Required task>
Your task is to repeat the lines below exactly, excluding any pictures they contain.

Input>
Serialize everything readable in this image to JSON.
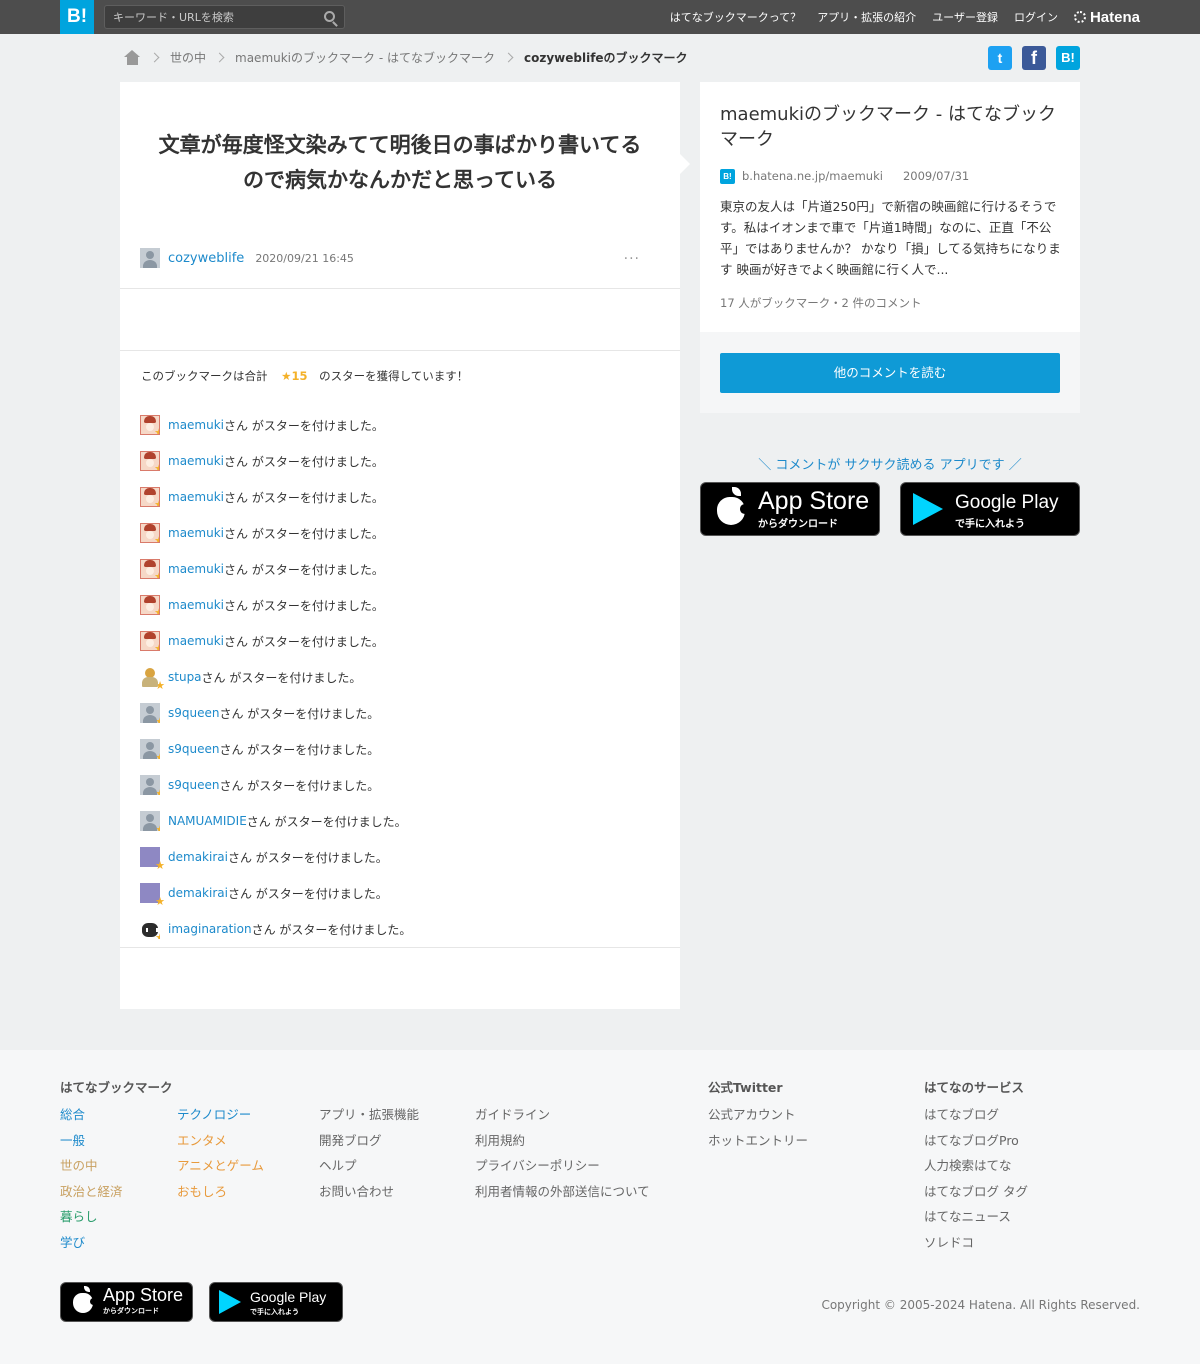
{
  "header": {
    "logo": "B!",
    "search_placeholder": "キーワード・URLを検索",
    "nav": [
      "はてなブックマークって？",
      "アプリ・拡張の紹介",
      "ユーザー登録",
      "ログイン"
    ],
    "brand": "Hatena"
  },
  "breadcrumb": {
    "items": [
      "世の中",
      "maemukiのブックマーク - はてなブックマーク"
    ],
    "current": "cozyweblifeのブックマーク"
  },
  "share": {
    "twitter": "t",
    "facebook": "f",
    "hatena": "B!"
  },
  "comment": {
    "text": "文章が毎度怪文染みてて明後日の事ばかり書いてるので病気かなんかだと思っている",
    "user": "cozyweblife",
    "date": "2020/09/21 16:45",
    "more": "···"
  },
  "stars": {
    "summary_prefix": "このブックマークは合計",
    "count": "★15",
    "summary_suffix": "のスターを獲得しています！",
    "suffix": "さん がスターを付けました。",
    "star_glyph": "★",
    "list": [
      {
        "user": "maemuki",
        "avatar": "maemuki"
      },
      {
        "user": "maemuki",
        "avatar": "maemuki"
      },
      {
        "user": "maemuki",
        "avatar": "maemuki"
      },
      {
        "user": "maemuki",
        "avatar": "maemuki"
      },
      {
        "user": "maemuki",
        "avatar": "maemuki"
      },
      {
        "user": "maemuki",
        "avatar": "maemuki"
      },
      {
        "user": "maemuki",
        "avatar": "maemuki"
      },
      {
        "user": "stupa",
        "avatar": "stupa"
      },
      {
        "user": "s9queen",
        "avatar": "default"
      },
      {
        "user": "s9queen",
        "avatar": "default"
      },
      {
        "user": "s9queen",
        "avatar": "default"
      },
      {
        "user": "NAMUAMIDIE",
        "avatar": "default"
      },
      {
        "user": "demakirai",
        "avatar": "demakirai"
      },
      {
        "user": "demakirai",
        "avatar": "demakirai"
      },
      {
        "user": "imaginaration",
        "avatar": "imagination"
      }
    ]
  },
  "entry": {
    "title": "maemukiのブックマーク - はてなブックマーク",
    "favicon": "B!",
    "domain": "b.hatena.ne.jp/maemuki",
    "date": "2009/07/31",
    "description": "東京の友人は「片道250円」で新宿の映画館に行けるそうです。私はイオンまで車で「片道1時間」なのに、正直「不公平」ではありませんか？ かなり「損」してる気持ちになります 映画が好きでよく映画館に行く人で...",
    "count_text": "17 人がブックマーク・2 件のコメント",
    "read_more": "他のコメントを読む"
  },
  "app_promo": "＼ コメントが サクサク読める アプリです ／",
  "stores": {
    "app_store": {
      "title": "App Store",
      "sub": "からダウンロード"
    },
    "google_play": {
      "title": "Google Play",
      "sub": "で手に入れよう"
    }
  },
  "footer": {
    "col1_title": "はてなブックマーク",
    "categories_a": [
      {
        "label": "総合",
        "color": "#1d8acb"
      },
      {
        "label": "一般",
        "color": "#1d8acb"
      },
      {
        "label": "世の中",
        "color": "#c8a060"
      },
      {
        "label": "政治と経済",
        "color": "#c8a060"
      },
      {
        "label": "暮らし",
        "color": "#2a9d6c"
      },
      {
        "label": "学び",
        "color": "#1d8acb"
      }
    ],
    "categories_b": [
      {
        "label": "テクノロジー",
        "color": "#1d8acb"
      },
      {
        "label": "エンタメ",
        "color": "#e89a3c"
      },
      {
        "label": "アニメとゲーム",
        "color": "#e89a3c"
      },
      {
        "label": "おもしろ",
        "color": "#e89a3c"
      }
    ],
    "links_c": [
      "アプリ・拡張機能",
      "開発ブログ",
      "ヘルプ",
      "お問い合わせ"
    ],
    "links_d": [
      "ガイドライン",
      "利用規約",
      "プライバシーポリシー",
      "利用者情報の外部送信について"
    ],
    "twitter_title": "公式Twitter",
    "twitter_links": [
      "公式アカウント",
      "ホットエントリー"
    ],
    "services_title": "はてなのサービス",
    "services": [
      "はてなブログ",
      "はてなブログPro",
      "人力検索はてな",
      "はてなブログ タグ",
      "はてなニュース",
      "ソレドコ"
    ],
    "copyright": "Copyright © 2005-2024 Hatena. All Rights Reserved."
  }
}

Task solution>
Serialize everything readable in this image to JSON.
{
  "header": {
    "logo": "B!",
    "search_placeholder": "キーワード・URLを検索",
    "nav": [
      "はてなブックマークって？",
      "アプリ・拡張の紹介",
      "ユーザー登録",
      "ログイン"
    ],
    "brand": "Hatena"
  },
  "breadcrumb": {
    "items": [
      "世の中",
      "maemukiのブックマーク - はてなブックマーク"
    ],
    "current": "cozyweblifeのブックマーク"
  },
  "share": {
    "twitter": "t",
    "facebook": "f",
    "hatena": "B!"
  },
  "comment": {
    "text": "文章が毎度怪文染みてて明後日の事ばかり書いてるので病気かなんかだと思っている",
    "user": "cozyweblife",
    "date": "2020/09/21 16:45",
    "more": "···"
  },
  "stars": {
    "summary_prefix": "このブックマークは合計",
    "count": "★15",
    "summary_suffix": "のスターを獲得しています！",
    "suffix": "さん がスターを付けました。",
    "star_glyph": "★",
    "list": [
      {
        "user": "maemuki",
        "avatar": "maemuki"
      },
      {
        "user": "maemuki",
        "avatar": "maemuki"
      },
      {
        "user": "maemuki",
        "avatar": "maemuki"
      },
      {
        "user": "maemuki",
        "avatar": "maemuki"
      },
      {
        "user": "maemuki",
        "avatar": "maemuki"
      },
      {
        "user": "maemuki",
        "avatar": "maemuki"
      },
      {
        "user": "maemuki",
        "avatar": "maemuki"
      },
      {
        "user": "stupa",
        "avatar": "stupa"
      },
      {
        "user": "s9queen",
        "avatar": "default"
      },
      {
        "user": "s9queen",
        "avatar": "default"
      },
      {
        "user": "s9queen",
        "avatar": "default"
      },
      {
        "user": "NAMUAMIDIE",
        "avatar": "default"
      },
      {
        "user": "demakirai",
        "avatar": "demakirai"
      },
      {
        "user": "demakirai",
        "avatar": "demakirai"
      },
      {
        "user": "imaginaration",
        "avatar": "imagination"
      }
    ]
  },
  "entry": {
    "title": "maemukiのブックマーク - はてなブックマーク",
    "favicon": "B!",
    "domain": "b.hatena.ne.jp/maemuki",
    "date": "2009/07/31",
    "description": "東京の友人は「片道250円」で新宿の映画館に行けるそうです。私はイオンまで車で「片道1時間」なのに、正直「不公平」ではありませんか？ かなり「損」してる気持ちになります 映画が好きでよく映画館に行く人で...",
    "count_text": "17 人がブックマーク・2 件のコメント",
    "read_more": "他のコメントを読む"
  },
  "app_promo": "＼ コメントが サクサク読める アプリです ／",
  "stores": {
    "app_store": {
      "title": "App Store",
      "sub": "からダウンロード"
    },
    "google_play": {
      "title": "Google Play",
      "sub": "で手に入れよう"
    }
  },
  "footer": {
    "col1_title": "はてなブックマーク",
    "categories_a": [
      {
        "label": "総合",
        "color": "#1d8acb"
      },
      {
        "label": "一般",
        "color": "#1d8acb"
      },
      {
        "label": "世の中",
        "color": "#c8a060"
      },
      {
        "label": "政治と経済",
        "color": "#c8a060"
      },
      {
        "label": "暮らし",
        "color": "#2a9d6c"
      },
      {
        "label": "学び",
        "color": "#1d8acb"
      }
    ],
    "categories_b": [
      {
        "label": "テクノロジー",
        "color": "#1d8acb"
      },
      {
        "label": "エンタメ",
        "color": "#e89a3c"
      },
      {
        "label": "アニメとゲーム",
        "color": "#e89a3c"
      },
      {
        "label": "おもしろ",
        "color": "#e89a3c"
      }
    ],
    "links_c": [
      "アプリ・拡張機能",
      "開発ブログ",
      "ヘルプ",
      "お問い合わせ"
    ],
    "links_d": [
      "ガイドライン",
      "利用規約",
      "プライバシーポリシー",
      "利用者情報の外部送信について"
    ],
    "twitter_title": "公式Twitter",
    "twitter_links": [
      "公式アカウント",
      "ホットエントリー"
    ],
    "services_title": "はてなのサービス",
    "services": [
      "はてなブログ",
      "はてなブログPro",
      "人力検索はてな",
      "はてなブログ タグ",
      "はてなニュース",
      "ソレドコ"
    ],
    "copyright": "Copyright © 2005-2024 Hatena. All Rights Reserved."
  }
}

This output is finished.